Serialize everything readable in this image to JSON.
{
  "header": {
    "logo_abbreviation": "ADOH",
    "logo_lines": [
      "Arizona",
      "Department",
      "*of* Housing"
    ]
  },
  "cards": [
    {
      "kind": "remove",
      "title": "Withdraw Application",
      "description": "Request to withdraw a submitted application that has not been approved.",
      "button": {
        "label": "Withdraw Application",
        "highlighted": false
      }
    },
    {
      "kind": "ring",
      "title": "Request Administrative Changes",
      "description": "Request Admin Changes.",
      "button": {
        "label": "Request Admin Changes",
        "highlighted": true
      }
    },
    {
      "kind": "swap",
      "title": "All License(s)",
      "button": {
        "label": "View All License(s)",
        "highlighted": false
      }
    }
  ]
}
* * * *
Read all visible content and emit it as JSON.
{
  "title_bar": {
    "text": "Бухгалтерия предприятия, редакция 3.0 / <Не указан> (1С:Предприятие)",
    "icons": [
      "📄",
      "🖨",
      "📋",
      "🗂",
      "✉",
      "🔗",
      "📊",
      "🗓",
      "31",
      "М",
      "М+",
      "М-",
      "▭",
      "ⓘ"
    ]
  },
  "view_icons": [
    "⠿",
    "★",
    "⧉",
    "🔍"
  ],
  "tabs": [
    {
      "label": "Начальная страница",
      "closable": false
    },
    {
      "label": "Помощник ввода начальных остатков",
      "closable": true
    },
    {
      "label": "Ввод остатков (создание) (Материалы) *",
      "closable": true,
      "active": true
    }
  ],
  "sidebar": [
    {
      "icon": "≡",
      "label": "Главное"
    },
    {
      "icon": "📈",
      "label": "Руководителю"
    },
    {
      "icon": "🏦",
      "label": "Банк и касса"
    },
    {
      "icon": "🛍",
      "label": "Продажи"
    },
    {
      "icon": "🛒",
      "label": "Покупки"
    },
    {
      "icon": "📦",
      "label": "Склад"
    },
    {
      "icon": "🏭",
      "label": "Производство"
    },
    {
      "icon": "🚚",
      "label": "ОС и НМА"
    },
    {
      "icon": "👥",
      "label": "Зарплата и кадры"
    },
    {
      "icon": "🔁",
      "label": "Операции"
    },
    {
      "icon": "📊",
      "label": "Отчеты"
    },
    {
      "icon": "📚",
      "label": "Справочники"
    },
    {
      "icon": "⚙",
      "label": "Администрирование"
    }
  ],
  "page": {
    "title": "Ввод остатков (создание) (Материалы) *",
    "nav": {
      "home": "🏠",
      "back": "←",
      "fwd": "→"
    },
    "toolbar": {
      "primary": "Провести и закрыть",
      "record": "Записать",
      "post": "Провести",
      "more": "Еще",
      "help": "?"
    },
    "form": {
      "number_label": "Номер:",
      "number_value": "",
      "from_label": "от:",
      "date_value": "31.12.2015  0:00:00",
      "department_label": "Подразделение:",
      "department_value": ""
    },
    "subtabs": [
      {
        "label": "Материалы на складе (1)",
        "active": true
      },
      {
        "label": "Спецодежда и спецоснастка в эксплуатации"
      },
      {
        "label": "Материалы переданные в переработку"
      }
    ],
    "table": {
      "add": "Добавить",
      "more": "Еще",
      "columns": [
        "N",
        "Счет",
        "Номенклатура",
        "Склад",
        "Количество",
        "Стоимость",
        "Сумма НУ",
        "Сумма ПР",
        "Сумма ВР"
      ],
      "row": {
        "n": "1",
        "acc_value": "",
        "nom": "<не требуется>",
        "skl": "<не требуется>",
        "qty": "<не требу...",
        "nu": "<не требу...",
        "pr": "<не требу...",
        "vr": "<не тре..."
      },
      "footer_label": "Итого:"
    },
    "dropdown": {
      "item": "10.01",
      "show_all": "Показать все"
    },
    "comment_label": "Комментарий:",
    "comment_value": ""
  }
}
* * * *
Required task: Copy out all lines where the word "true" appears.

Response:
        "highlighted": true
      "closable": true
      "closable": true,
      "active": true
        "active": true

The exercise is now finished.